▶ **STATED TASK**
Each line that holds the word "content" counts once. Give the total number of such lines and nothing else.

....

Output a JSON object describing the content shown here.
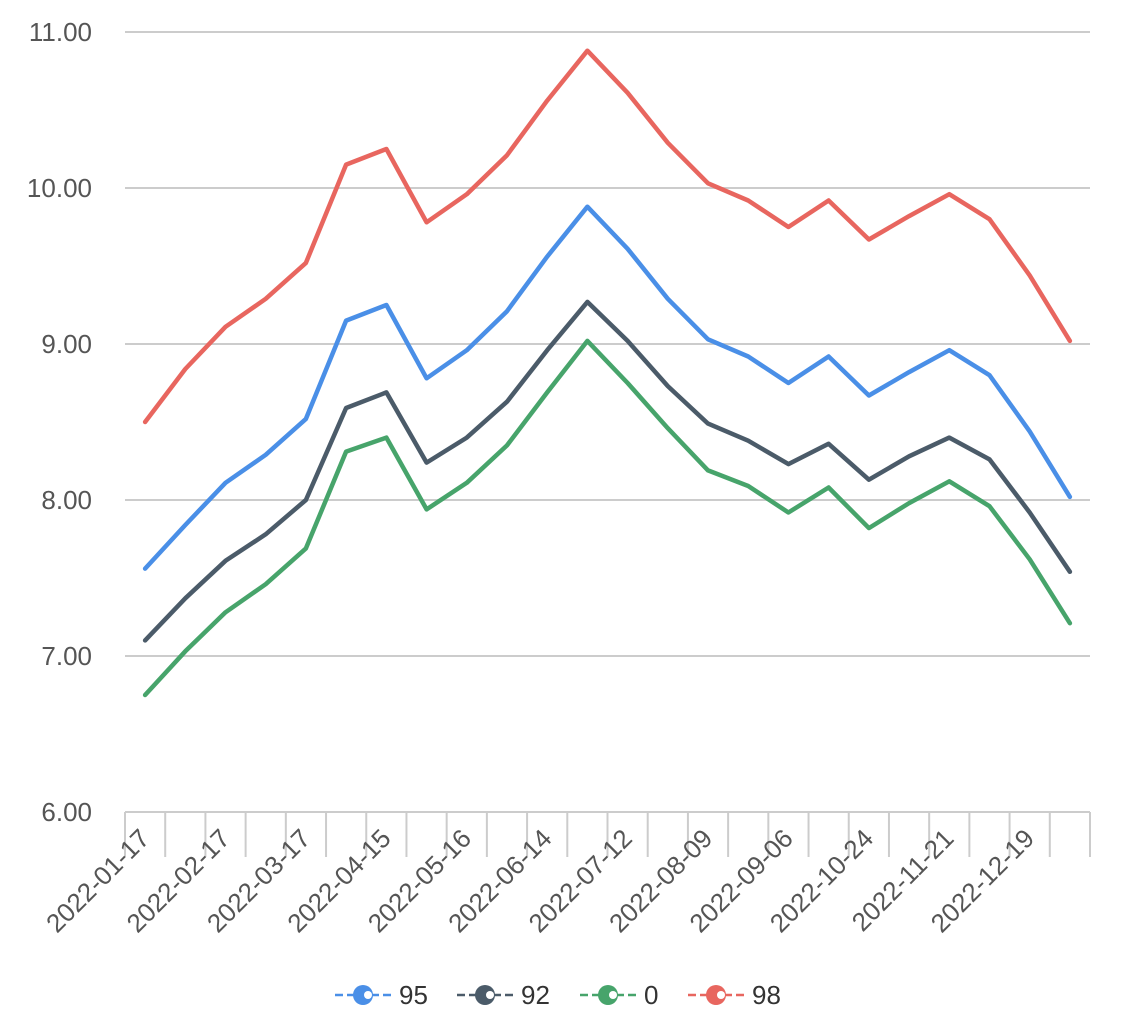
{
  "chart_data": {
    "type": "line",
    "title": "",
    "xlabel": "",
    "ylabel": "",
    "ylim": [
      6,
      11
    ],
    "y_ticks": [
      "6.00",
      "7.00",
      "8.00",
      "9.00",
      "10.00",
      "11.00"
    ],
    "grid": "horizontal",
    "legend_position": "bottom",
    "x_tick_labels": [
      "2022-01-17",
      "2022-02-17",
      "2022-03-17",
      "2022-04-15",
      "2022-05-16",
      "2022-06-14",
      "2022-07-12",
      "2022-08-09",
      "2022-09-06",
      "2022-10-24",
      "2022-11-21",
      "2022-12-19"
    ],
    "series": [
      {
        "name": "95",
        "color": "#4a8fe7",
        "values": [
          7.56,
          7.84,
          8.11,
          8.29,
          8.52,
          9.15,
          9.25,
          8.78,
          8.96,
          9.21,
          9.56,
          9.88,
          9.61,
          9.29,
          9.03,
          8.92,
          8.75,
          8.92,
          8.67,
          8.82,
          8.96,
          8.8,
          8.44,
          8.02
        ]
      },
      {
        "name": "92",
        "color": "#4b5b69",
        "values": [
          7.1,
          7.37,
          7.61,
          7.78,
          8.0,
          8.59,
          8.69,
          8.24,
          8.4,
          8.63,
          8.96,
          9.27,
          9.02,
          8.73,
          8.49,
          8.38,
          8.23,
          8.36,
          8.13,
          8.28,
          8.4,
          8.26,
          7.92,
          7.54
        ]
      },
      {
        "name": "0",
        "color": "#47a46b",
        "values": [
          6.75,
          7.03,
          7.28,
          7.46,
          7.69,
          8.31,
          8.4,
          7.94,
          8.11,
          8.35,
          8.69,
          9.02,
          8.75,
          8.46,
          8.19,
          8.09,
          7.92,
          8.08,
          7.82,
          7.98,
          8.12,
          7.96,
          7.62,
          7.21
        ]
      },
      {
        "name": "98",
        "color": "#e8665f",
        "values": [
          8.5,
          8.84,
          9.11,
          9.29,
          9.52,
          10.15,
          10.25,
          9.78,
          9.96,
          10.21,
          10.56,
          10.88,
          10.61,
          10.29,
          10.03,
          9.92,
          9.75,
          9.92,
          9.67,
          9.82,
          9.96,
          9.8,
          9.44,
          9.02
        ]
      }
    ]
  }
}
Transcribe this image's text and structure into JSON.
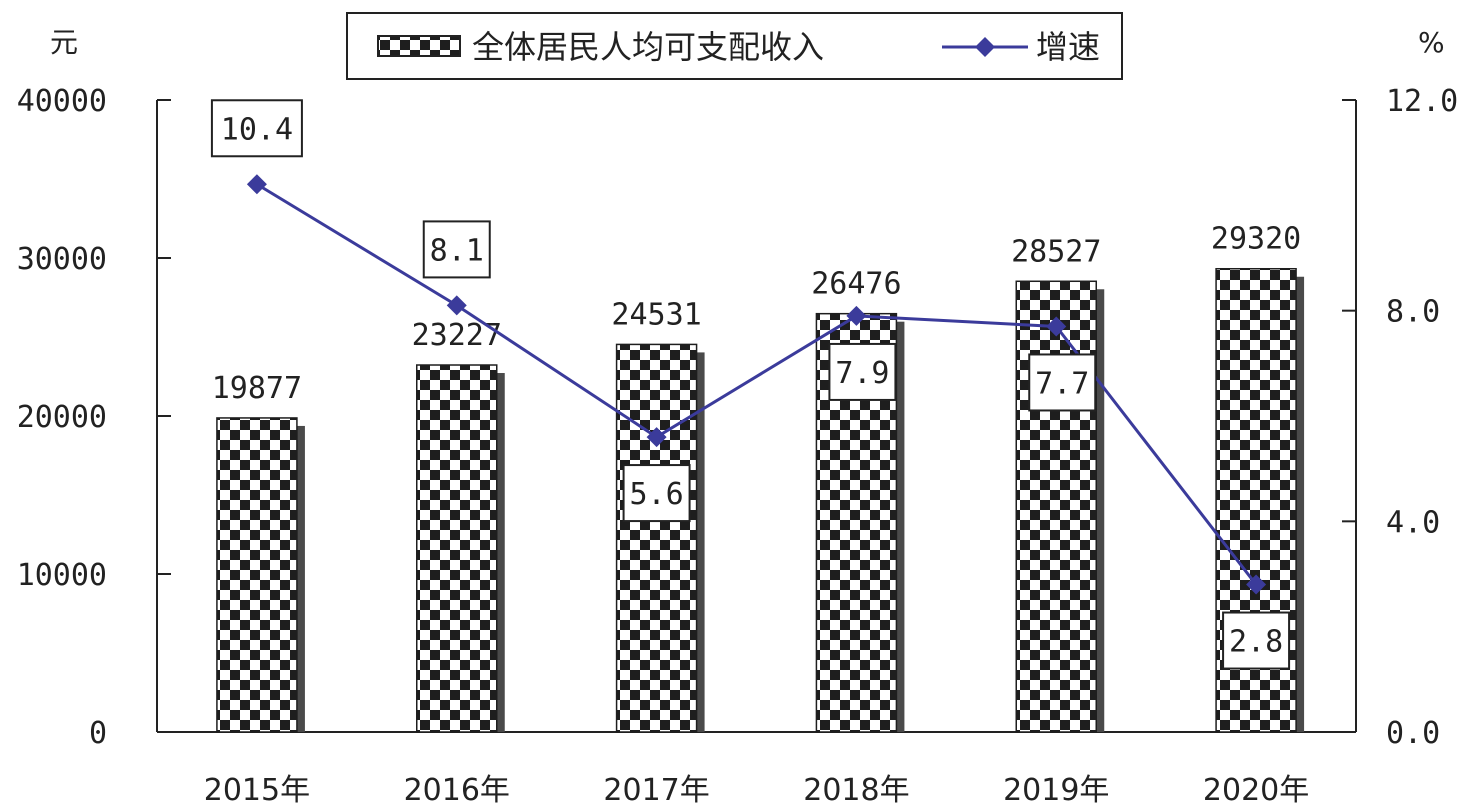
{
  "chart_data": {
    "type": "bar",
    "categories": [
      "2015年",
      "2016年",
      "2017年",
      "2018年",
      "2019年",
      "2020年"
    ],
    "series": [
      {
        "name": "全体居民人均可支配收入",
        "kind": "bar",
        "axis": "left",
        "values": [
          19877,
          23227,
          24531,
          26476,
          28527,
          29320
        ]
      },
      {
        "name": "增速",
        "kind": "line",
        "axis": "right",
        "values": [
          10.4,
          8.1,
          5.6,
          7.9,
          7.7,
          2.8
        ]
      }
    ],
    "bar_labels": [
      "19877",
      "23227",
      "24531",
      "26476",
      "28527",
      "29320"
    ],
    "line_labels": [
      "10.4",
      "8.1",
      "5.6",
      "7.9",
      "7.7",
      "2.8"
    ],
    "y_left": {
      "unit": "元",
      "ylim": [
        0,
        40000
      ],
      "ticks": [
        "0",
        "10000",
        "20000",
        "30000",
        "40000"
      ]
    },
    "y_right": {
      "unit": "%",
      "ylim": [
        0,
        12
      ],
      "ticks": [
        "0.0",
        "4.0",
        "8.0",
        "12.0"
      ]
    },
    "legend_position": "top",
    "grid": false
  },
  "colors": {
    "line": "#3b3b9b",
    "bar_dark": "#1e1e1e",
    "bar_light": "#ffffff",
    "bar_shadow": "#4a4a4a",
    "axis": "#222222"
  }
}
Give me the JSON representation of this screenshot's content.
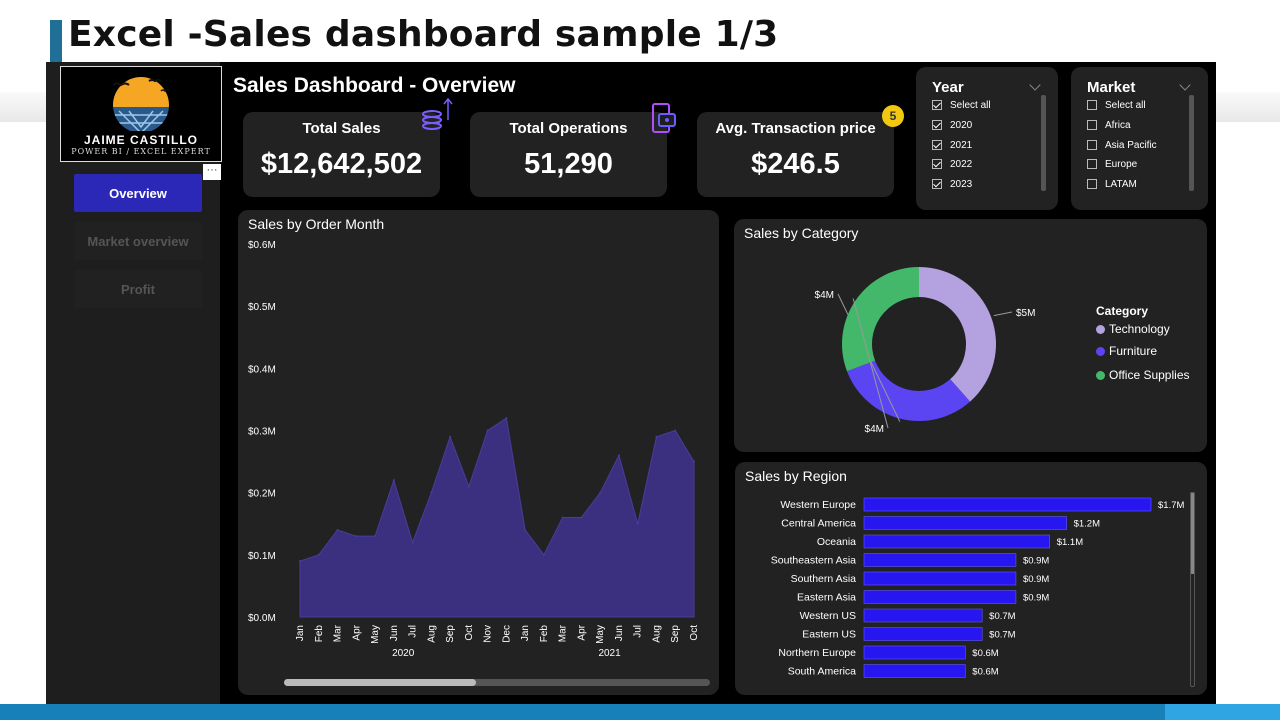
{
  "slide": {
    "title": "Excel -Sales dashboard sample 1/3"
  },
  "logo": {
    "name": "JAIME CASTILLO",
    "subtitle": "POWER BI / EXCEL EXPERT"
  },
  "more_options": "···",
  "nav": [
    {
      "label": "Overview",
      "active": true
    },
    {
      "label": "Market overview",
      "active": false
    },
    {
      "label": "Profit",
      "active": false
    }
  ],
  "dashboard": {
    "title": "Sales Dashboard - Overview"
  },
  "kpis": [
    {
      "label": "Total Sales",
      "value": "$12,642,502",
      "icon": "coins-stack-icon"
    },
    {
      "label": "Total Operations",
      "value": "51,290",
      "icon": "payment-device-icon"
    },
    {
      "label": "Avg. Transaction price",
      "value": "$246.5",
      "icon": "none"
    }
  ],
  "badge": "5",
  "year_slicer": {
    "title": "Year",
    "items": [
      {
        "label": "Select all",
        "checked": true
      },
      {
        "label": "2020",
        "checked": true
      },
      {
        "label": "2021",
        "checked": true
      },
      {
        "label": "2022",
        "checked": true
      },
      {
        "label": "2023",
        "checked": true
      }
    ]
  },
  "market_slicer": {
    "title": "Market",
    "items": [
      {
        "label": "Select all",
        "checked": false
      },
      {
        "label": "Africa",
        "checked": false
      },
      {
        "label": "Asia Pacific",
        "checked": false
      },
      {
        "label": "Europe",
        "checked": false
      },
      {
        "label": "LATAM",
        "checked": false
      }
    ]
  },
  "colors": {
    "accent": "#2b28b8",
    "area": "#3b2f7f",
    "technology": "#b4a1e0",
    "furniture": "#5b45f2",
    "office_supplies": "#44b86a",
    "bar": "#2716f0"
  },
  "chart_data": [
    {
      "type": "area",
      "title": "Sales by Order Month",
      "x": [
        "Jan",
        "Feb",
        "Mar",
        "Apr",
        "May",
        "Jun",
        "Jul",
        "Aug",
        "Sep",
        "Oct",
        "Nov",
        "Dec",
        "Jan",
        "Feb",
        "Mar",
        "Apr",
        "May",
        "Jun",
        "Jul",
        "Aug",
        "Sep",
        "Oct"
      ],
      "year_labels": [
        {
          "label": "2020",
          "index": 5.5
        },
        {
          "label": "2021",
          "index": 16.5
        }
      ],
      "values": [
        0.09,
        0.1,
        0.14,
        0.13,
        0.13,
        0.22,
        0.12,
        0.2,
        0.29,
        0.21,
        0.3,
        0.32,
        0.14,
        0.1,
        0.16,
        0.16,
        0.2,
        0.26,
        0.15,
        0.29,
        0.3,
        0.25
      ],
      "yticks": [
        "$0.0M",
        "$0.1M",
        "$0.2M",
        "$0.3M",
        "$0.4M",
        "$0.5M",
        "$0.6M"
      ],
      "ylim": [
        0,
        0.6
      ]
    },
    {
      "type": "pie",
      "title": "Sales by Category",
      "legend_title": "Category",
      "slices": [
        {
          "name": "Technology",
          "value": 5,
          "label": "$5M"
        },
        {
          "name": "Furniture",
          "value": 4,
          "label": "$4M"
        },
        {
          "name": "Office Supplies",
          "value": 4,
          "label": "$4M"
        }
      ]
    },
    {
      "type": "bar",
      "title": "Sales by Region",
      "categories": [
        "Western Europe",
        "Central America",
        "Oceania",
        "Southeastern Asia",
        "Southern Asia",
        "Eastern Asia",
        "Western US",
        "Eastern US",
        "Northern Europe",
        "South America"
      ],
      "values": [
        1.7,
        1.2,
        1.1,
        0.9,
        0.9,
        0.9,
        0.7,
        0.7,
        0.6,
        0.6
      ],
      "labels": [
        "$1.7M",
        "$1.2M",
        "$1.1M",
        "$0.9M",
        "$0.9M",
        "$0.9M",
        "$0.7M",
        "$0.7M",
        "$0.6M",
        "$0.6M"
      ],
      "xlim": [
        0,
        1.7
      ]
    }
  ]
}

....

▶ **COMPLETE RESPONSE**
2